• _Work required_: Your answer should be a single number: the count of lines in the material below that hold "PABLO".

• _Rows_:
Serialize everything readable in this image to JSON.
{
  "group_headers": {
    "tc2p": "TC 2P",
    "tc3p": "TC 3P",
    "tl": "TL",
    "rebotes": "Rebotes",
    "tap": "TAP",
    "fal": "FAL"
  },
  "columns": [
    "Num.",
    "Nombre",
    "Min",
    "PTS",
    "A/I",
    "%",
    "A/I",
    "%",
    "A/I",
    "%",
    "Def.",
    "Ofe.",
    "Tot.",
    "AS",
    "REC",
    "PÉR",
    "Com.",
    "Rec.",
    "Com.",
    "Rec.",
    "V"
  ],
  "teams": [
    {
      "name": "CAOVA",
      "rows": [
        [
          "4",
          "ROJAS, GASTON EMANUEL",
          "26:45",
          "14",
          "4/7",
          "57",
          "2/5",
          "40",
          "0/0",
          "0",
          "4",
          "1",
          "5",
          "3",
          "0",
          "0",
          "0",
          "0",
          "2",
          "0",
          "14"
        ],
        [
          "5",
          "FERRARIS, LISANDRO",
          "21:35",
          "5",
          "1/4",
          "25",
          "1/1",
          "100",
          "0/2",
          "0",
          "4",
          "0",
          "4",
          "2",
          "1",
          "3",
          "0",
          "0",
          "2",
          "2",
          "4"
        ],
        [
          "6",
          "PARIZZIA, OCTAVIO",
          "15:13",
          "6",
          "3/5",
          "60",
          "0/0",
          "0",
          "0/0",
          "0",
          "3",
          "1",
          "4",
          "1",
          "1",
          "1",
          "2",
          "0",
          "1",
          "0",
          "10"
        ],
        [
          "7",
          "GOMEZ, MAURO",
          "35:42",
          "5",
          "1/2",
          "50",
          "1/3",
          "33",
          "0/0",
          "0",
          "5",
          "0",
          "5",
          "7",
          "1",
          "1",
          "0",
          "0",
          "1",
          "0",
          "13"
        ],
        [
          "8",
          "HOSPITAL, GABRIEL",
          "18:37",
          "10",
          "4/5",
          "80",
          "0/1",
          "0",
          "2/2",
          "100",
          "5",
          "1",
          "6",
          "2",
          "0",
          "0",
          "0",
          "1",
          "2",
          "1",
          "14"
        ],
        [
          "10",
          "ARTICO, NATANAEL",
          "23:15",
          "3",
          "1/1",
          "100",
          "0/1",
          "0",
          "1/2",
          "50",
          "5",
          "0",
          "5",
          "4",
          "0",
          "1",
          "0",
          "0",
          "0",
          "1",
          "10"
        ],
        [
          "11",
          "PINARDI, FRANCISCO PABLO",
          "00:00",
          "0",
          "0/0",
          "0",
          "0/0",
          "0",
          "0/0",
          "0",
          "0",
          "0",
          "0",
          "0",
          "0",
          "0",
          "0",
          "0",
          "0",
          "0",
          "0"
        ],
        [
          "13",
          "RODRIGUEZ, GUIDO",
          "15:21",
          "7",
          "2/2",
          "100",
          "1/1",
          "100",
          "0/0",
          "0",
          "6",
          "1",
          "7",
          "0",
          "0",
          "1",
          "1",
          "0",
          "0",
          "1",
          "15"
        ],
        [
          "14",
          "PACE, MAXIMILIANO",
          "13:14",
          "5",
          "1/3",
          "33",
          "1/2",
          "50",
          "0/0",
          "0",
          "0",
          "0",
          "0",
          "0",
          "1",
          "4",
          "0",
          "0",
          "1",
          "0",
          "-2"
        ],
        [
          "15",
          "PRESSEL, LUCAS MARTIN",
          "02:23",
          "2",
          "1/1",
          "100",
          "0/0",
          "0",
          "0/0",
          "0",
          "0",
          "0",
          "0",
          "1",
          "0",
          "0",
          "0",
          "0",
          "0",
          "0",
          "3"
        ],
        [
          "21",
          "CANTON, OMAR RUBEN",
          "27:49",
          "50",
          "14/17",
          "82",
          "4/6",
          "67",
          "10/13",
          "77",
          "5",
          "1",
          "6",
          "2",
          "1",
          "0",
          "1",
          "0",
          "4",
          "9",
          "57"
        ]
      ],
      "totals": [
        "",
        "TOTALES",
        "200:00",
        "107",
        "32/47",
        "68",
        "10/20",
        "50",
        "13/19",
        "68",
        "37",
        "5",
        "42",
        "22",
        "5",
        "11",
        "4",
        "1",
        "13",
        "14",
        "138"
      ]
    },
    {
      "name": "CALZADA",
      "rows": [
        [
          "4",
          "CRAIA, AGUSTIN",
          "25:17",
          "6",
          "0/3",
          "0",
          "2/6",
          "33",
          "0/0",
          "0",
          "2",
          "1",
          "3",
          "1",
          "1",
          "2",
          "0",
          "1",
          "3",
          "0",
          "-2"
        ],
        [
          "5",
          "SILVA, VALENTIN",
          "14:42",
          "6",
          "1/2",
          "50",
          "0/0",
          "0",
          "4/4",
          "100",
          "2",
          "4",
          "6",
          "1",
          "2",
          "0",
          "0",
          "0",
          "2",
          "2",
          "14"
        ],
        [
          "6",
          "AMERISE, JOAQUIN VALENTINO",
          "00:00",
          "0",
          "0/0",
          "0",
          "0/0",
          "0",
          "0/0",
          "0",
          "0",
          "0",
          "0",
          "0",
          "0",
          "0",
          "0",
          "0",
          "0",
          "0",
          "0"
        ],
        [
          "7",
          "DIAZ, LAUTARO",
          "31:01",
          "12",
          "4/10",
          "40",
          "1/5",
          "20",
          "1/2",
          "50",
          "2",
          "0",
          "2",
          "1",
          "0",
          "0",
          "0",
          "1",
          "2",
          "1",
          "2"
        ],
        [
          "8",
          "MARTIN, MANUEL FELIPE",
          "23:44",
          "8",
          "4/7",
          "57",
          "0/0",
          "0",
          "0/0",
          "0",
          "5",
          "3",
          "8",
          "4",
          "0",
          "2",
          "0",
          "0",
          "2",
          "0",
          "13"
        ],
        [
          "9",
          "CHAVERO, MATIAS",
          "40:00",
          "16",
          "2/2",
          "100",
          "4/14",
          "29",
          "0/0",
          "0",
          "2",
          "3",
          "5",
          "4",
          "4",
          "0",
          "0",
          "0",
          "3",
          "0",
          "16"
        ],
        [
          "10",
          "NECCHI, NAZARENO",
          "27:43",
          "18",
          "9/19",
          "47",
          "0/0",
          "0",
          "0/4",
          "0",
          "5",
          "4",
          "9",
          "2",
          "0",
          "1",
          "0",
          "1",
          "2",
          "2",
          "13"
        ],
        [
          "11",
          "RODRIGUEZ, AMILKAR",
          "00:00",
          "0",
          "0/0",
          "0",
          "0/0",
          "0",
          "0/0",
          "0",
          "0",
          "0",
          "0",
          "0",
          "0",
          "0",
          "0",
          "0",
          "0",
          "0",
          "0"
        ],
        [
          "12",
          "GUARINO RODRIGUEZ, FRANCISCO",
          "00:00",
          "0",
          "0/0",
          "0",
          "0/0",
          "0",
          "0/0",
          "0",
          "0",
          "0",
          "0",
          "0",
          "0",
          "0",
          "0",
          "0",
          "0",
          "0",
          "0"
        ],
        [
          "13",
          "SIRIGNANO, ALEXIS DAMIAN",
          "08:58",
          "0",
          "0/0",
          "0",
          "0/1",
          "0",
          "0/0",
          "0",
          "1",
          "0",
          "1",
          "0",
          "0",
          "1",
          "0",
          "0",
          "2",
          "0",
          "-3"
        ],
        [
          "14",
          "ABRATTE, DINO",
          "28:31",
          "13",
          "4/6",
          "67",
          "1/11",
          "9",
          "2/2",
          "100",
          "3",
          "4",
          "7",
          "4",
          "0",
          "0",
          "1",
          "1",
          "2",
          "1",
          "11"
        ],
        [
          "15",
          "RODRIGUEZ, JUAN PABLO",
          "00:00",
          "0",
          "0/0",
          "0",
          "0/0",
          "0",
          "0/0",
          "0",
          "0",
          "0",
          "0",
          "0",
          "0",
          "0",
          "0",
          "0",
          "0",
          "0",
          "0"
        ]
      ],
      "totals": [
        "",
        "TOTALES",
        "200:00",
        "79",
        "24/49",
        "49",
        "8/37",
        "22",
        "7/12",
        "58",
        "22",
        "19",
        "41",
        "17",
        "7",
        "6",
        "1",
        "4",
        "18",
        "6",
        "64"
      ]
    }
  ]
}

• _Completed exercise_: 2